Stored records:

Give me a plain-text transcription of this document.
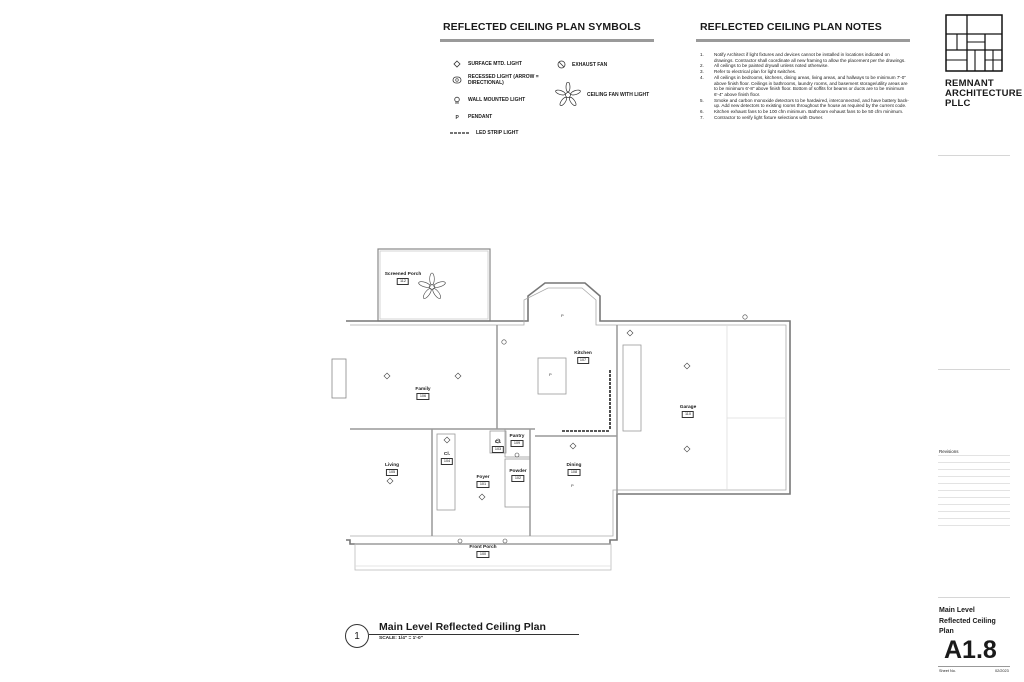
REFLECTED CEILING PLAN SYMBOLS	REFLECTED CEILING PLAN NOTES
SURFACE MTD. LIGHT
RECESSED LIGHT (ARROW = DIRECTIONAL)
WALL MOUNTED LIGHT
P PENDANT
LED STRIP LIGHT
EXHAUST FAN
CEILING FAN WITH LIGHT
1.	Notify Architect if light fixtures and devices cannot be installed in locations indicated on drawings. Contractor shall coordinate all new framing to allow the placement per the drawings.
2.	All ceilings to be painted drywall unless noted otherwise.
3.	Refer to electrical plan for light switches.
4.	All ceilings in bedrooms, kitchens, dining areas, living areas, and hallways to be minimum 7'-0" above finish floor. Ceilings in bathrooms, laundry rooms, and basement storage/utility areas are to be minimum 6'-8" above finish floor. Bottom of soffits for beams or ducts are to be minimum 6'-4" above finish floor.
5.	Smoke and carbon monoxide detectors to be hardwired, interconnected, and have battery back-up. Add new detectors to existing rooms throughout the house as required by the current code.
6.	Kitchen exhaust fans to be 100 cfm minimum. Bathroom exhaust fans to be 50 cfm minimum.
7.	Contractor to verify light fixture selections with Owner.
REMNANT
ARCHITECTURE
PLLC
Revisions
Main Level
Reflected Ceiling
Plan
A1.8
Sheet No.	02/2023
P
P
P
Screened Porch
112
Kitchen
107
Family
106
Garage
110
Living
105
Cl.
104
Foyer
101
Cl.
103
Pantry
109
Powder
102
Dining
108
Front Porch
100
1
Main Level Reflected Ceiling Plan
SCALE: 1/4" = 1'-0"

■ WHAT YOU ARE ASKED TO DO ■
Copy every line of the data word for word, omitting the images.

■ COMPLETE ANSWER ■
Give me a plain-text transcription of this document.
REFLECTED CEILING PLAN SYMBOLS	REFLECTED CEILING PLAN NOTES
SURFACE MTD. LIGHT
RECESSED LIGHT (ARROW = DIRECTIONAL)
WALL MOUNTED LIGHT
P PENDANT
LED STRIP LIGHT
EXHAUST FAN
CEILING FAN WITH LIGHT
1.	Notify Architect if light fixtures and devices cannot be installed in locations indicated on drawings. Contractor shall coordinate all new framing to allow the placement per the drawings.
2.	All ceilings to be painted drywall unless noted otherwise.
3.	Refer to electrical plan for light switches.
4.	All ceilings in bedrooms, kitchens, dining areas, living areas, and hallways to be minimum 7'-0" above finish floor. Ceilings in bathrooms, laundry rooms, and basement storage/utility areas are to be minimum 6'-8" above finish floor. Bottom of soffits for beams or ducts are to be minimum 6'-4" above finish floor.
5.	Smoke and carbon monoxide detectors to be hardwired, interconnected, and have battery back-up. Add new detectors to existing rooms throughout the house as required by the current code.
6.	Kitchen exhaust fans to be 100 cfm minimum. Bathroom exhaust fans to be 50 cfm minimum.
7.	Contractor to verify light fixture selections with Owner.
REMNANT
ARCHITECTURE
PLLC
Revisions
Main Level
Reflected Ceiling
Plan
A1.8
Sheet No.	02/2023
P
P
P
Screened Porch
112
Kitchen
107
Family
106
Garage
110
Living
105
Cl.
104
Foyer
101
Cl.
103
Pantry
109
Powder
102
Dining
108
Front Porch
100
1
Main Level Reflected Ceiling Plan
SCALE: 1/4" = 1'-0"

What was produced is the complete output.